>> start PROVIDED INFORMATION

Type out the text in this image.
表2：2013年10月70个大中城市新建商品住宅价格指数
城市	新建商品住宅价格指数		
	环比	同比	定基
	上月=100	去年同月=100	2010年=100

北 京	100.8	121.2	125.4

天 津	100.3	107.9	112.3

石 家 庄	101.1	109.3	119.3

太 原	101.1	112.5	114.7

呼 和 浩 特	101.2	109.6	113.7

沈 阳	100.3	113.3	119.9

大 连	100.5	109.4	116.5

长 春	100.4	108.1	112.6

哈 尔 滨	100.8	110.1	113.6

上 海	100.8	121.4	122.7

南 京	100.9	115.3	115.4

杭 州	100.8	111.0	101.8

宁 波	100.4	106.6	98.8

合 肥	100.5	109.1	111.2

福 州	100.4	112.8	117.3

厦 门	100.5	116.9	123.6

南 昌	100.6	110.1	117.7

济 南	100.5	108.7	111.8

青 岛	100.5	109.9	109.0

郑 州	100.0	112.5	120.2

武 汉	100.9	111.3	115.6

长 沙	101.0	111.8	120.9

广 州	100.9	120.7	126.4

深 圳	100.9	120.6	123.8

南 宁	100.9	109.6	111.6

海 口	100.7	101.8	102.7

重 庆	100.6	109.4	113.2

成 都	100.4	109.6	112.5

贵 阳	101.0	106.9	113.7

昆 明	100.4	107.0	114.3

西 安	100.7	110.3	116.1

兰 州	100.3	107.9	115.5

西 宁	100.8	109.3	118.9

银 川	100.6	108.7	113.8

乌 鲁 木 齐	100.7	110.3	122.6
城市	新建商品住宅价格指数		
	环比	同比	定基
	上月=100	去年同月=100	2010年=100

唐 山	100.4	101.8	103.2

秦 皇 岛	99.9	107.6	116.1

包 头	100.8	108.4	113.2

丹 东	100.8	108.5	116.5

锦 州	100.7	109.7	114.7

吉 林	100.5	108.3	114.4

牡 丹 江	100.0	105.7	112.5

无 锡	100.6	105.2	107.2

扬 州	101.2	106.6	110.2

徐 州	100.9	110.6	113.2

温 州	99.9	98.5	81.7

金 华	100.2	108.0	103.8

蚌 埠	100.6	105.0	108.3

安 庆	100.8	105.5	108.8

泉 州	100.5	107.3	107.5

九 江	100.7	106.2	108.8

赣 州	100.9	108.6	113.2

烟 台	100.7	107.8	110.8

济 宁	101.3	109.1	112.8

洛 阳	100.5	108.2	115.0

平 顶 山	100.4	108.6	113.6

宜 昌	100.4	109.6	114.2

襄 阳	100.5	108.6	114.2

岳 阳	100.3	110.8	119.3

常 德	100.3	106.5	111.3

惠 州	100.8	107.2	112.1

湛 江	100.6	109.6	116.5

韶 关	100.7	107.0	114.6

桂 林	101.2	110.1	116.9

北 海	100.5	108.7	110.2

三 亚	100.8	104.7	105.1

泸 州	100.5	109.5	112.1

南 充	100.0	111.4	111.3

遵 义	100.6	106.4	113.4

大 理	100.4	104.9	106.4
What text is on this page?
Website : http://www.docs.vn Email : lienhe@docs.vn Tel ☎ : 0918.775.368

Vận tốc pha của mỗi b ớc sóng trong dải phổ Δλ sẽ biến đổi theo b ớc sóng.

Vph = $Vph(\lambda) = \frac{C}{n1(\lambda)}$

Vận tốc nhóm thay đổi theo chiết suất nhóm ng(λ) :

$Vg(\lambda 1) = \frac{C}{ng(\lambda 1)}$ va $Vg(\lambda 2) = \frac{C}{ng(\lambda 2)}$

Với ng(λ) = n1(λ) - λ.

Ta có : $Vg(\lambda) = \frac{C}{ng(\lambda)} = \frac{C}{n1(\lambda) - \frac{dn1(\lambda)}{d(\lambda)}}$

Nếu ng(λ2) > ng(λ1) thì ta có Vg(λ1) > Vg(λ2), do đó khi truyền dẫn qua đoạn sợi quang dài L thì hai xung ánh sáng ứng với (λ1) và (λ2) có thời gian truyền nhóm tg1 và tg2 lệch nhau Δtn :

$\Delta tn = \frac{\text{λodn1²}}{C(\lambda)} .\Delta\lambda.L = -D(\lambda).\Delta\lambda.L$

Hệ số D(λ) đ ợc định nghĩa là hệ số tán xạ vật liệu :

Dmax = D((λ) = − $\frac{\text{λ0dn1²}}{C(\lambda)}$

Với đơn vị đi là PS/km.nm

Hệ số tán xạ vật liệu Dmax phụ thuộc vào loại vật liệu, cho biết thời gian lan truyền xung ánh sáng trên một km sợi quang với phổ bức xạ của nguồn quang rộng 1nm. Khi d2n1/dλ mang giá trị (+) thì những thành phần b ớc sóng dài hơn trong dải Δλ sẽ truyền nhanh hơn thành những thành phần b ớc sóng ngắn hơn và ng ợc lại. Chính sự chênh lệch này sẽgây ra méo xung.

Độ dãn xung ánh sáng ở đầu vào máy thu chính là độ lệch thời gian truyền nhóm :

>> end PROVIDED INFORMATION

In how many lines of the data does the string "this" appear? Give only the number.

_EXPECTED ANSWER_. 2